* [Data records]:
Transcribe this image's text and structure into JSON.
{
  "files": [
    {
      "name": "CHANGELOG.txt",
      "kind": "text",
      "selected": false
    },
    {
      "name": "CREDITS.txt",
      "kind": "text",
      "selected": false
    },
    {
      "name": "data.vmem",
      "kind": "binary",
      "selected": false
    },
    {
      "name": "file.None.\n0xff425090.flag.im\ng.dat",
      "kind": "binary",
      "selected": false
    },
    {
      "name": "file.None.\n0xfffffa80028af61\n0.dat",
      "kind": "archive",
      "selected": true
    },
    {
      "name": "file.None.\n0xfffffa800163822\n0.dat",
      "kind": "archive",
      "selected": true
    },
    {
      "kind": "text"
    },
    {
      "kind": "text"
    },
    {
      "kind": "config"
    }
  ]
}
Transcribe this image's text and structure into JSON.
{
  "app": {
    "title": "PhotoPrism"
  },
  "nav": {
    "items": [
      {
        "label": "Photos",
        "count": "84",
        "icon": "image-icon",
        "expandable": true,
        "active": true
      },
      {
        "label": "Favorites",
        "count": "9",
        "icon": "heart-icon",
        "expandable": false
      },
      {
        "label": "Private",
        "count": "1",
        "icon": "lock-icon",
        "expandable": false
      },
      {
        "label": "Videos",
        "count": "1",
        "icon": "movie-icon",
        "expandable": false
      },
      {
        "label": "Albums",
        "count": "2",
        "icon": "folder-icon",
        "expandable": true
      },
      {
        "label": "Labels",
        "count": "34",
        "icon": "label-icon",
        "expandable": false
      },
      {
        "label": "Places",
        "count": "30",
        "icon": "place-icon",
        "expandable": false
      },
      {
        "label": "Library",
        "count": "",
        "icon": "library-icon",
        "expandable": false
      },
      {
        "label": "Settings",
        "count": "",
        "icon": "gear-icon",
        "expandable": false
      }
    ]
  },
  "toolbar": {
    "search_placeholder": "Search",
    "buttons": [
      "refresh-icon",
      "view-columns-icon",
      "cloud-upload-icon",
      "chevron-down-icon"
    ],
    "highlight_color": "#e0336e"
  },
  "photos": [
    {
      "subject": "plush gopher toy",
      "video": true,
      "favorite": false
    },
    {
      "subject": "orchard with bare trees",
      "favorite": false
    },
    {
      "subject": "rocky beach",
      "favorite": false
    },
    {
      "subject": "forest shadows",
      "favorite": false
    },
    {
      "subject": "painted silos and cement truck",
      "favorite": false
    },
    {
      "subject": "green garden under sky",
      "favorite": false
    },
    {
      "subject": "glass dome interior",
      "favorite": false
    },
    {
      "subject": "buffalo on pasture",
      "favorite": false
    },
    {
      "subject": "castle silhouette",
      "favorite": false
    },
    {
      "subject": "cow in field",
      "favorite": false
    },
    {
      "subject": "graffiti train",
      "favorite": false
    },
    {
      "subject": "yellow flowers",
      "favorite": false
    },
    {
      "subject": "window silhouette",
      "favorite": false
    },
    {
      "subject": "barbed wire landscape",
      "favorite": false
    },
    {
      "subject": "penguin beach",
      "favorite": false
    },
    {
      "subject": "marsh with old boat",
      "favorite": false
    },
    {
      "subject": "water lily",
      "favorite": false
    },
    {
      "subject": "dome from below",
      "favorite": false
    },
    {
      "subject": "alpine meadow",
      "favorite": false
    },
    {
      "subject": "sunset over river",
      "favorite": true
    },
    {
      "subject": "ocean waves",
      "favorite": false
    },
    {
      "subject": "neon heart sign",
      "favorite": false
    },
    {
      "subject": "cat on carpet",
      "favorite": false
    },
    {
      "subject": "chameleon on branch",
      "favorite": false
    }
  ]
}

* [Work required]:
Using the records above, gather all lines where the string "heart" is present.

* [Answer to this problem]:
        "icon": "heart-icon",
      "subject": "neon heart sign",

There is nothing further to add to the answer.